*Request*
Find the string "Time" in the entries and copy each line that has it.
----- Material provided
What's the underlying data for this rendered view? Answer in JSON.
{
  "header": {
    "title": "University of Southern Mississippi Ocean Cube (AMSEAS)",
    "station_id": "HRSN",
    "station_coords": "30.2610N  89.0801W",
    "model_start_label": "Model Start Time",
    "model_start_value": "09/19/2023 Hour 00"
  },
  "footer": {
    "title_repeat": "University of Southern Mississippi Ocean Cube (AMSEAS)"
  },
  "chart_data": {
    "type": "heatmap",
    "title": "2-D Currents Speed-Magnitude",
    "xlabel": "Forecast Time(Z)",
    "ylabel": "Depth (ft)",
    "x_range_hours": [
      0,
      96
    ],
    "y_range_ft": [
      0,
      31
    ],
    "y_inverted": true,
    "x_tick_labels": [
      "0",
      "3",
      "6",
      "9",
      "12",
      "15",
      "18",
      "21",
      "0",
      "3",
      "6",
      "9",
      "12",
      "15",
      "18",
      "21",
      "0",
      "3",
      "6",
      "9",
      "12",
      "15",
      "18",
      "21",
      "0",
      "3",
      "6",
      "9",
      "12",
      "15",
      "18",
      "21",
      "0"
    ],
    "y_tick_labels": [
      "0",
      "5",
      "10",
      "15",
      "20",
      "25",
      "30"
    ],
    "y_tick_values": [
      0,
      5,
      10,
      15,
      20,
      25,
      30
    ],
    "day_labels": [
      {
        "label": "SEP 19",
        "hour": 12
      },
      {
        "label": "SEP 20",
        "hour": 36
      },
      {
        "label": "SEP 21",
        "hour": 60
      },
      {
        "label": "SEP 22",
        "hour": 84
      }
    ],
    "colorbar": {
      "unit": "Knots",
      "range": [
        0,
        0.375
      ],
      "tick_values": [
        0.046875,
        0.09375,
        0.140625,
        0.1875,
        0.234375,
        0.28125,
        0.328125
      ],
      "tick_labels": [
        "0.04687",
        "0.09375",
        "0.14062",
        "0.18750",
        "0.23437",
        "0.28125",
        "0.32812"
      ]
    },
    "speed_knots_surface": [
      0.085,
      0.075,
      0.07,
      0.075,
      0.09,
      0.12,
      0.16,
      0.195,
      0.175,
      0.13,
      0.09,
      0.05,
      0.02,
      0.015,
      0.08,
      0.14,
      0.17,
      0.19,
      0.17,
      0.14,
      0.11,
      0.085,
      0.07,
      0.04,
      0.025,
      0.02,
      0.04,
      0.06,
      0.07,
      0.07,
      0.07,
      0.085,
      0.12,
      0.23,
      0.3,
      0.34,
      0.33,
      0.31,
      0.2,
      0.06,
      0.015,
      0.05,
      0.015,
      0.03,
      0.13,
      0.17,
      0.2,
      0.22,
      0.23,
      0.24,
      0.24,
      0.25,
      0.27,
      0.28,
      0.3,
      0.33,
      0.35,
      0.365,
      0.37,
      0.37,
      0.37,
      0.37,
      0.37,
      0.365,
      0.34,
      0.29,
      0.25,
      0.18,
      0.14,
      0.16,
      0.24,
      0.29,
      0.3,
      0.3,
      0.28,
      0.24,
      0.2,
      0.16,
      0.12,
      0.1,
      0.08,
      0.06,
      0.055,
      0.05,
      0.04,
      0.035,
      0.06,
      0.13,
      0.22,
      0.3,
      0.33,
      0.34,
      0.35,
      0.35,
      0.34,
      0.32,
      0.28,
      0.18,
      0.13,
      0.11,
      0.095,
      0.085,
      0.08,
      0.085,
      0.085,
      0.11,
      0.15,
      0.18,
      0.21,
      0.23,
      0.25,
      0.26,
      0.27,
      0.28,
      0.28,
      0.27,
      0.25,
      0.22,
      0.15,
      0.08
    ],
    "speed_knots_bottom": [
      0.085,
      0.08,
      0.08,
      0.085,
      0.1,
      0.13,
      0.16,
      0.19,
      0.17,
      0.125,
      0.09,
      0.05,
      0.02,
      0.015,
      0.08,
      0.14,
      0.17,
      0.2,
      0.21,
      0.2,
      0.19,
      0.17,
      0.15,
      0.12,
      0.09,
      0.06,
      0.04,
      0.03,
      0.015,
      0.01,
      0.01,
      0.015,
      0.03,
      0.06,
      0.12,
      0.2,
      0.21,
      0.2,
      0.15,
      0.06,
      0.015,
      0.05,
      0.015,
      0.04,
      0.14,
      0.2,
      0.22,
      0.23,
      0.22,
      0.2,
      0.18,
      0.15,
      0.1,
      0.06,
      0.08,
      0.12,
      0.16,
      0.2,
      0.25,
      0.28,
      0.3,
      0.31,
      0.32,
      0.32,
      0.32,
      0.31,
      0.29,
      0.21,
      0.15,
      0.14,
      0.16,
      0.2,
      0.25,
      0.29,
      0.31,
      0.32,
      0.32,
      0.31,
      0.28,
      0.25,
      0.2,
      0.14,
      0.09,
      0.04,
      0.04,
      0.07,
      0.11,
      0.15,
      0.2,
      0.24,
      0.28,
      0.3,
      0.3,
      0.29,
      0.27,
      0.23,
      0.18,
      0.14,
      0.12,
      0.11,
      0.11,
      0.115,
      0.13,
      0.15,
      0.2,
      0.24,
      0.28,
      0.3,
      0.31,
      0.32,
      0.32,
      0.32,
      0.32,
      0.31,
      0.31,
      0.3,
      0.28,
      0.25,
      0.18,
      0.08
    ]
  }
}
----------
*Exercise result*
    "model_start_label": "Model Start Time",
    "xlabel": "Forecast Time(Z)",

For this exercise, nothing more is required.